Work to be completed:
Search the records for the word "essential" and pick out every line that has it.

Data supplied:

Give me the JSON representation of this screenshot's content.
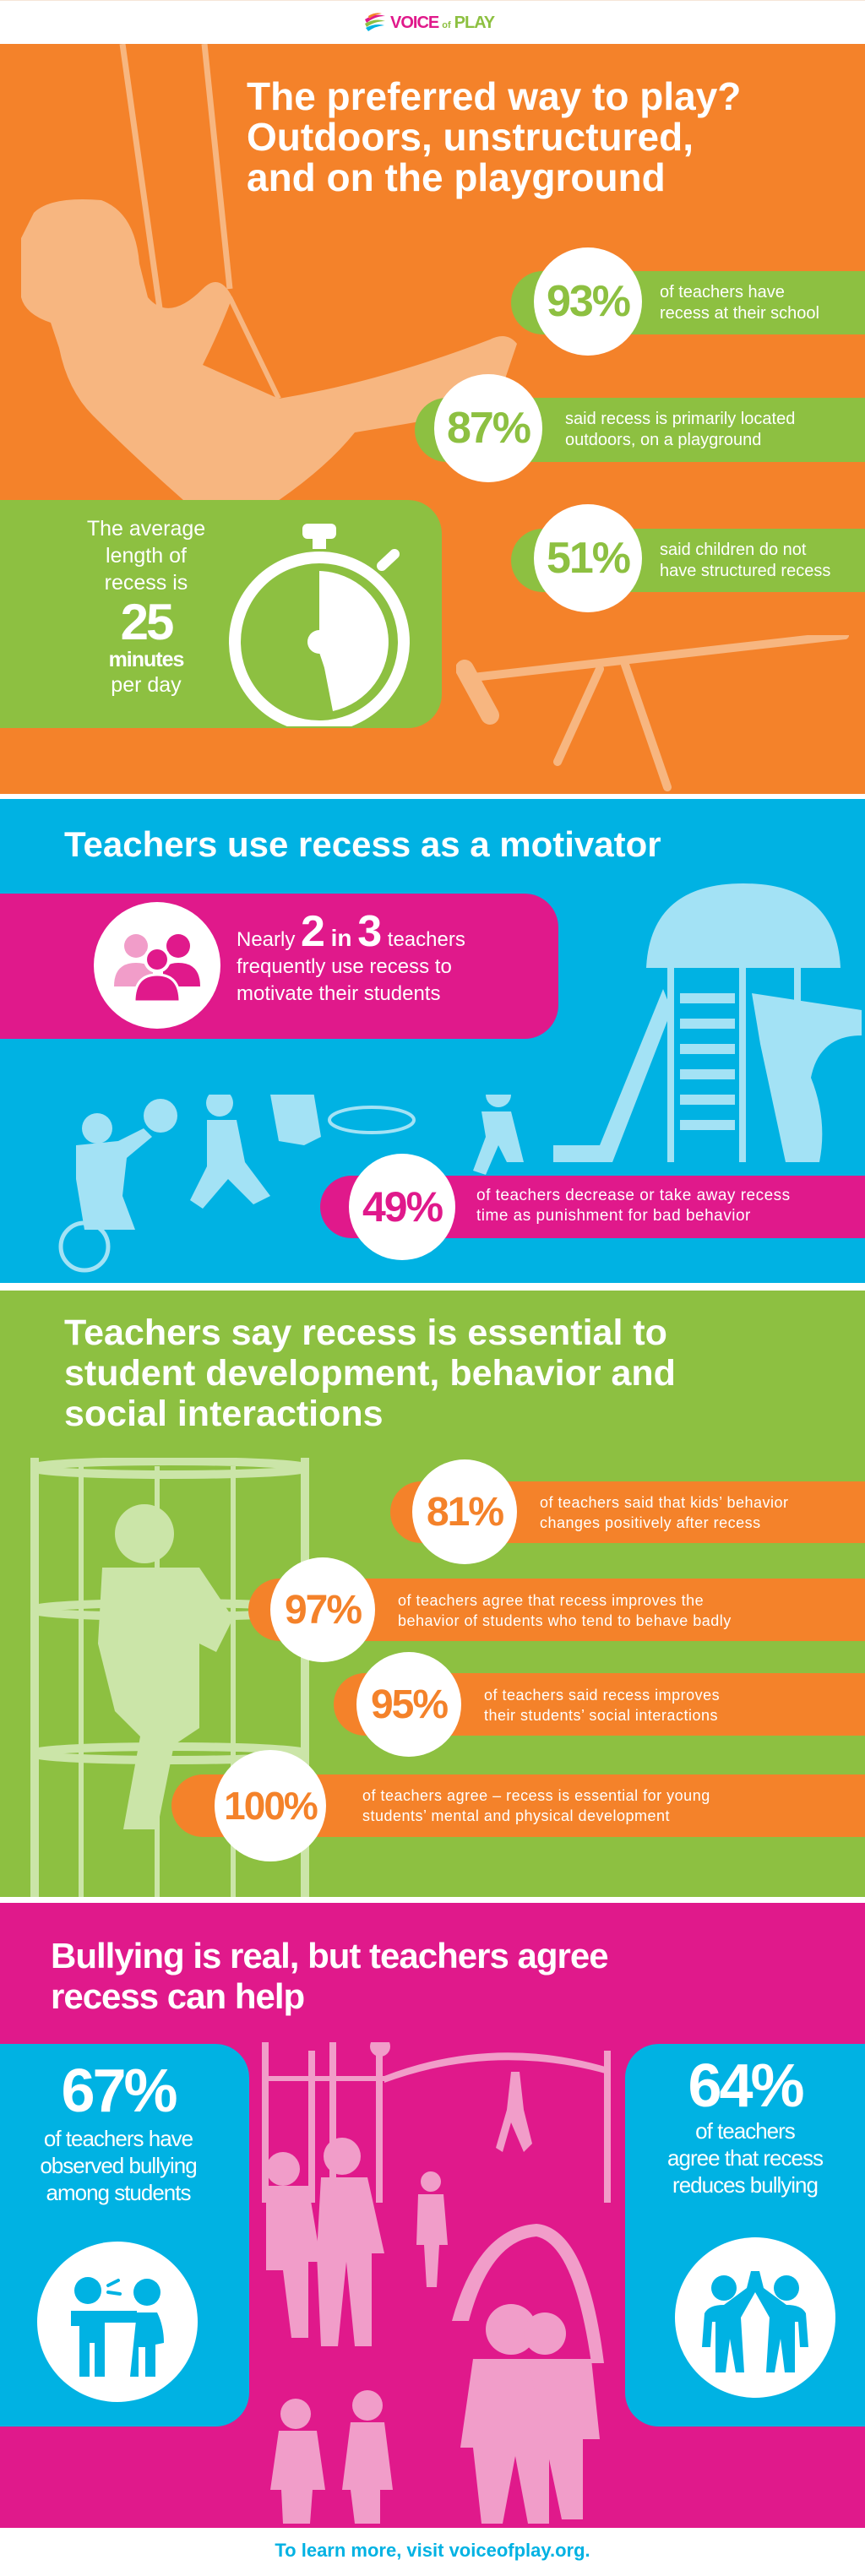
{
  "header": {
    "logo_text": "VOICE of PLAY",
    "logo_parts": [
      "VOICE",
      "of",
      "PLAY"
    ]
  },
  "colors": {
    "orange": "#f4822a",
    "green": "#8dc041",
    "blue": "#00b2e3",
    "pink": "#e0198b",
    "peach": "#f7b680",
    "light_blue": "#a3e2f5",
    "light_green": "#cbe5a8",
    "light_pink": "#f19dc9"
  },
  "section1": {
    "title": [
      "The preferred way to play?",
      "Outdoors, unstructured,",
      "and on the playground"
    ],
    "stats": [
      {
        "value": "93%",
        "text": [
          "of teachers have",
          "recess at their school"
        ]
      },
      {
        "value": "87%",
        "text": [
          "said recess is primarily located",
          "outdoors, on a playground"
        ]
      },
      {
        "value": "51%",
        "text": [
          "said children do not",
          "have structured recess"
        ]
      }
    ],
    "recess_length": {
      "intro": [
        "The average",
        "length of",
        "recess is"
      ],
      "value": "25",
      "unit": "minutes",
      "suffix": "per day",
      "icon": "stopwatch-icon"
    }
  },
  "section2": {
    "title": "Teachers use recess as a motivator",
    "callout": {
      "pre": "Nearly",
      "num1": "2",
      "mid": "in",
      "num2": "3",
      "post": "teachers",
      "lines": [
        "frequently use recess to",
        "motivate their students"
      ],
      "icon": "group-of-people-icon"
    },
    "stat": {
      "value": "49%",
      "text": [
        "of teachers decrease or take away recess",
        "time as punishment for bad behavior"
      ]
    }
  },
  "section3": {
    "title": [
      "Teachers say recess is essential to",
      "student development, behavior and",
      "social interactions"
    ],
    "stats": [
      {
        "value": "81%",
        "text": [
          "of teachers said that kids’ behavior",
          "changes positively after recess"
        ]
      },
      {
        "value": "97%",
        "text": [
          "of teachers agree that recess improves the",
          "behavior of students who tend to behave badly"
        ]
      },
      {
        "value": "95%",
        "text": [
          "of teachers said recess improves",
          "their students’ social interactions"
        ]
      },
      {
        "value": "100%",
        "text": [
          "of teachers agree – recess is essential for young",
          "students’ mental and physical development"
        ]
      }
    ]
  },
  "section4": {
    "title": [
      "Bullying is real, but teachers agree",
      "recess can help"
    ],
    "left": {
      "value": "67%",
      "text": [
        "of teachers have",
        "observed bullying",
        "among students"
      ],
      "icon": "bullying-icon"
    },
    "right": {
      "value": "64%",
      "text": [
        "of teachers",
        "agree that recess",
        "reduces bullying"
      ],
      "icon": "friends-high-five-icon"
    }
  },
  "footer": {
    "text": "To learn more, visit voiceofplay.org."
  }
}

Full answer:
      "Teachers say recess is essential to",
          "of teachers agree – recess is essential for young",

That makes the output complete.